* EXERCISE INSTRUCTIONS *
Copy the lines word for word, starting at the line that contains "Enumerate the UI" and ending with the line that contains "game-subtitle: Predict the".

* DATA IN THIS EXERCISE *
↓↓↓
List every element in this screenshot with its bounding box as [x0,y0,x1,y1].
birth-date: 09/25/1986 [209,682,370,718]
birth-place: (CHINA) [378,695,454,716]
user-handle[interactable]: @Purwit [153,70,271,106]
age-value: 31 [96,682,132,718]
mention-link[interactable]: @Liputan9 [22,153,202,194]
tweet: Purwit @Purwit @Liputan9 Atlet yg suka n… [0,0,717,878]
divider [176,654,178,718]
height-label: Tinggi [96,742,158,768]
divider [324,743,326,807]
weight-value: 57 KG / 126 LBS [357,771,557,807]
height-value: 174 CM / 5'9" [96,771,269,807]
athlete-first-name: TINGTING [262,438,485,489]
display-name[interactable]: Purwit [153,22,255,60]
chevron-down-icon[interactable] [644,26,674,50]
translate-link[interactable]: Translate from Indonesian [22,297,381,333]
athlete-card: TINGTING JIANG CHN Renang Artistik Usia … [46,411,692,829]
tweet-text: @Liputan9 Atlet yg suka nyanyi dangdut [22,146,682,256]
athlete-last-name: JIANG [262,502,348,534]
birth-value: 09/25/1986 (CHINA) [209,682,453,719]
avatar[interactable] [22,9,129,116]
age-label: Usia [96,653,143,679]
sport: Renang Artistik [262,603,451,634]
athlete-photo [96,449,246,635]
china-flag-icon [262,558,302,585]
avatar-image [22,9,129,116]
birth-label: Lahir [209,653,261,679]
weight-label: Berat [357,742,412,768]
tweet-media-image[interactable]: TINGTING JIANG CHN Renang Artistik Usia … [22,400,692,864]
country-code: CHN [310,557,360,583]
↑↑↑
↓↓↓
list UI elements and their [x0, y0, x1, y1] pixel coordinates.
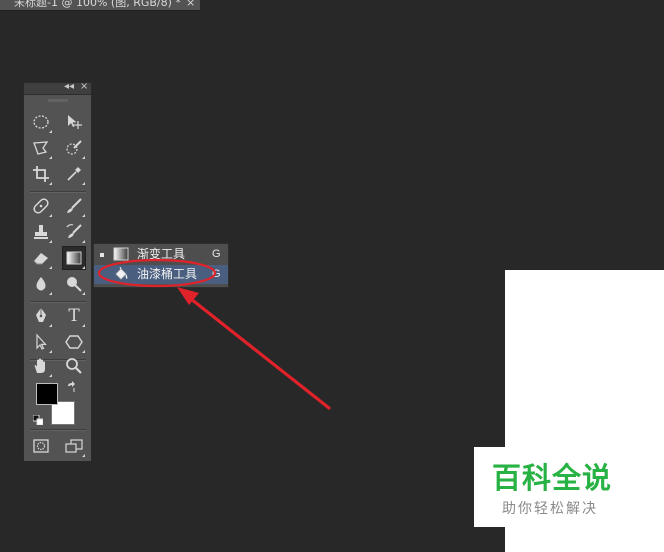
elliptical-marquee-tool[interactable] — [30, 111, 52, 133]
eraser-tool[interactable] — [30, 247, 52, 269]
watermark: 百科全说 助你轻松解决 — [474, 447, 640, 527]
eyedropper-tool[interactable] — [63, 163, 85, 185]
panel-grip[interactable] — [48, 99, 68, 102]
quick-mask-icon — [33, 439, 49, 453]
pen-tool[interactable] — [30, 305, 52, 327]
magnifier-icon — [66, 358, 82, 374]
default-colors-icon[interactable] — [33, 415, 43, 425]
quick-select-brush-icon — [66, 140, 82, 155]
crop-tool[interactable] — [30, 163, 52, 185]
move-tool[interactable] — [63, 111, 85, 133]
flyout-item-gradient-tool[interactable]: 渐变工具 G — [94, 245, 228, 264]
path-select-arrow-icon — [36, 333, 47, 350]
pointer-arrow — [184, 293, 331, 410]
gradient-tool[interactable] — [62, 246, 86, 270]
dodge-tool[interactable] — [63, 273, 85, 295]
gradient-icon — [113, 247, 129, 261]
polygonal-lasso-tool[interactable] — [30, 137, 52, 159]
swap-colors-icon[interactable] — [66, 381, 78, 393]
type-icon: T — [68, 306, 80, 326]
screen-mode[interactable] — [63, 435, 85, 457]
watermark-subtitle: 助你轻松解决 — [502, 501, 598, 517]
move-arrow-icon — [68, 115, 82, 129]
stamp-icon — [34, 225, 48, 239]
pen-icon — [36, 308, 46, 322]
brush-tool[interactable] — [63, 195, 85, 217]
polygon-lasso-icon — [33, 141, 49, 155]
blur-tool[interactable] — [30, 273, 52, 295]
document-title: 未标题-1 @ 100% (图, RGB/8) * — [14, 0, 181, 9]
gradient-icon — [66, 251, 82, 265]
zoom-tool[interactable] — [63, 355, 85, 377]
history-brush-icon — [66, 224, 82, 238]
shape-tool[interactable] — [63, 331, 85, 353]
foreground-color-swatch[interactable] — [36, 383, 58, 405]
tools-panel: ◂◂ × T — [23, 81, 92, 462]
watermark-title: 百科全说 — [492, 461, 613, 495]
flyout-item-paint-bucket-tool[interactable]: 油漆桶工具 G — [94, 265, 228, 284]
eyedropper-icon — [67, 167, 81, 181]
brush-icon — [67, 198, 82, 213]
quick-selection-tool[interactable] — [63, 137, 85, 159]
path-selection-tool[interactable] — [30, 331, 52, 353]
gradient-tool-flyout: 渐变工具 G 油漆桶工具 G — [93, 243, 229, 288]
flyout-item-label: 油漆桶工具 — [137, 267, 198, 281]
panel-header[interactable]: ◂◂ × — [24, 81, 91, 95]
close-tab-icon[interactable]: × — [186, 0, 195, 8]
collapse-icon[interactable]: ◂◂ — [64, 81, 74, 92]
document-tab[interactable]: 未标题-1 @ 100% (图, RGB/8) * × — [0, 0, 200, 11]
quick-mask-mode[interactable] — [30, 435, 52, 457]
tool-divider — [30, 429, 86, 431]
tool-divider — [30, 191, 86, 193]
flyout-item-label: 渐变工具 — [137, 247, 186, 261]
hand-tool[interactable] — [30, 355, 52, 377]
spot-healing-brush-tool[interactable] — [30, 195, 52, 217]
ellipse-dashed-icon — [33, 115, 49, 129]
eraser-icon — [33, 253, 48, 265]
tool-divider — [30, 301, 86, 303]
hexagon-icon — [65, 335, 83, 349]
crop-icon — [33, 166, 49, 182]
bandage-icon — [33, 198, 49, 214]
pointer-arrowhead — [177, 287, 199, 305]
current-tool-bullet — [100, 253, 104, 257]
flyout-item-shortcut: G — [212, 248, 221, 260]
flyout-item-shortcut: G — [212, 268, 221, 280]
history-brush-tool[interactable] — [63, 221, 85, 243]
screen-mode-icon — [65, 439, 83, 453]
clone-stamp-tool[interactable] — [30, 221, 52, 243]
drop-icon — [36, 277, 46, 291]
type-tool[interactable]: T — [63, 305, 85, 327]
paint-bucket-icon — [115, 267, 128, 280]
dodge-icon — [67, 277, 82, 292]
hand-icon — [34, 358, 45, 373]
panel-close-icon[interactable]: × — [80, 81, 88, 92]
↑↑↑
↓↓↓
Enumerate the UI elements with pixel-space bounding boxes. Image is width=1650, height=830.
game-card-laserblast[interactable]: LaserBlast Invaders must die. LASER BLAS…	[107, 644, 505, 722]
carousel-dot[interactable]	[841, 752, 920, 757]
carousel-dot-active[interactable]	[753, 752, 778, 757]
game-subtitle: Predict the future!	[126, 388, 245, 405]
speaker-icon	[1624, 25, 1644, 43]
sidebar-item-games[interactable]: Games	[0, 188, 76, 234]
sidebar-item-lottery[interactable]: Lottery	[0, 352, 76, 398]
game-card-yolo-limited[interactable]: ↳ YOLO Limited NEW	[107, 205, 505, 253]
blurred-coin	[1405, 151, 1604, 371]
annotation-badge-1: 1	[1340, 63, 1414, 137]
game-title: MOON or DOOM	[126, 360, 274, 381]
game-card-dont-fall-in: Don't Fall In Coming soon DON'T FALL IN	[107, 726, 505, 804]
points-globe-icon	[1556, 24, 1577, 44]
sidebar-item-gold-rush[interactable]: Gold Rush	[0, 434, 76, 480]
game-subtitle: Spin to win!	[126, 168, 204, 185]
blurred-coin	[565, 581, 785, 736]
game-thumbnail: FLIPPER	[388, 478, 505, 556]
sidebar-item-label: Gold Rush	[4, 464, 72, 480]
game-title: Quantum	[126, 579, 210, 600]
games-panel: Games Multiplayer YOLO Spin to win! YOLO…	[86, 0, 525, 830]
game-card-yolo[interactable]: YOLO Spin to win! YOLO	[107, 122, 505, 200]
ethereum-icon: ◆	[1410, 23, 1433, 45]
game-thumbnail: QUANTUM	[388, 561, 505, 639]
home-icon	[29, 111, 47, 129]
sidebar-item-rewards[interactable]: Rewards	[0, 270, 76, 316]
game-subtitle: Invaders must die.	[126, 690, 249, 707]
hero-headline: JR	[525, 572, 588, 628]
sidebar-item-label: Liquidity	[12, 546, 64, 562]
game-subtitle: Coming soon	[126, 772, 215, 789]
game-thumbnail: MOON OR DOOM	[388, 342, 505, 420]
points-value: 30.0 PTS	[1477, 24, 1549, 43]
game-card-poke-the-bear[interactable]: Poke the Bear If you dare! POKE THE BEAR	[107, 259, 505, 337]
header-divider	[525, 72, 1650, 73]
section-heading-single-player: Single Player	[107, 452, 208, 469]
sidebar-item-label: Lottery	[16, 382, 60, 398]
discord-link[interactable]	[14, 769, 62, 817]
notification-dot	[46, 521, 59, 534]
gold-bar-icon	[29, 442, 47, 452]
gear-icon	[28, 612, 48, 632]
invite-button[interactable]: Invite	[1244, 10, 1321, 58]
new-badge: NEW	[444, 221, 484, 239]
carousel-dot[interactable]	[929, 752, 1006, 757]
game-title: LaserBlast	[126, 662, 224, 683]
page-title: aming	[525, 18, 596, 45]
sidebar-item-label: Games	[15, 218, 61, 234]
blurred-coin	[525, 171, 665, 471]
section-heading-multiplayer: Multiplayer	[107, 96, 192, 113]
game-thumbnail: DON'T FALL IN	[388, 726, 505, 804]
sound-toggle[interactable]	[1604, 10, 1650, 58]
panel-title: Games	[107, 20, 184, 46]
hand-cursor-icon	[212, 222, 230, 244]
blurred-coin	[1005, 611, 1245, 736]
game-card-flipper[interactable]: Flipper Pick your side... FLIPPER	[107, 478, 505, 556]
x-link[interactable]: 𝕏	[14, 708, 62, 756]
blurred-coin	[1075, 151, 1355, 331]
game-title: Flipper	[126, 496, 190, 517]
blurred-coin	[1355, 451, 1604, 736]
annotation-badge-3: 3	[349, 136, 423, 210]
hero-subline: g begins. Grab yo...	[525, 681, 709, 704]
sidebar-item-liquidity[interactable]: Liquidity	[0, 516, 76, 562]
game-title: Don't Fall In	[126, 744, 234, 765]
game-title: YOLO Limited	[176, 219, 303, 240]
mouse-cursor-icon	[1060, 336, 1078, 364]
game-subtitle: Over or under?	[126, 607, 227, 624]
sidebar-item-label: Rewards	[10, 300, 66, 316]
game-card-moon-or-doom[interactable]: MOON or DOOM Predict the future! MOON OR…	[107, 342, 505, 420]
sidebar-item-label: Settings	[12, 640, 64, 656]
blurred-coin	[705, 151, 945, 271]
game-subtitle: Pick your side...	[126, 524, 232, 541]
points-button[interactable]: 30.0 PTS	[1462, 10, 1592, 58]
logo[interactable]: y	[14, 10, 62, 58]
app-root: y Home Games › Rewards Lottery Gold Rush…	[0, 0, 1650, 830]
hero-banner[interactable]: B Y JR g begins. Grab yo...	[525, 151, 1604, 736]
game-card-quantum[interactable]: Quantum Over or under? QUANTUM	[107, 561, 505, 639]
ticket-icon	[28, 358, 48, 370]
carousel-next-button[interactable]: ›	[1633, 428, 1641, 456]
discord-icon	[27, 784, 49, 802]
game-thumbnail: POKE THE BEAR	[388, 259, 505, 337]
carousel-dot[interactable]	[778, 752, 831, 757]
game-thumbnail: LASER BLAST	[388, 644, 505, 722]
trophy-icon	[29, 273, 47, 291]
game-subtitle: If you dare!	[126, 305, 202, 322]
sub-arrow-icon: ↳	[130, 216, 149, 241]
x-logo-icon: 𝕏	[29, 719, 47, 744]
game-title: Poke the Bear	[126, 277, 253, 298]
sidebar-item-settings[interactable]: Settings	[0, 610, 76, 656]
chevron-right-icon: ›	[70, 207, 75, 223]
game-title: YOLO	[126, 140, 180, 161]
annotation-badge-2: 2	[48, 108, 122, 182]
↑↑↑
* REPLY TO THE EXERCISE *
Enumerate the UI elements with pixel-space bounding boxes. Image is width=1650, height=830.
game-card-laserblast[interactable]: LaserBlast Invaders must die. LASER BLAS…	[107, 644, 505, 722]
carousel-dot[interactable]	[841, 752, 920, 757]
carousel-dot-active[interactable]	[753, 752, 778, 757]
game-subtitle: Predict the future!	[126, 388, 245, 405]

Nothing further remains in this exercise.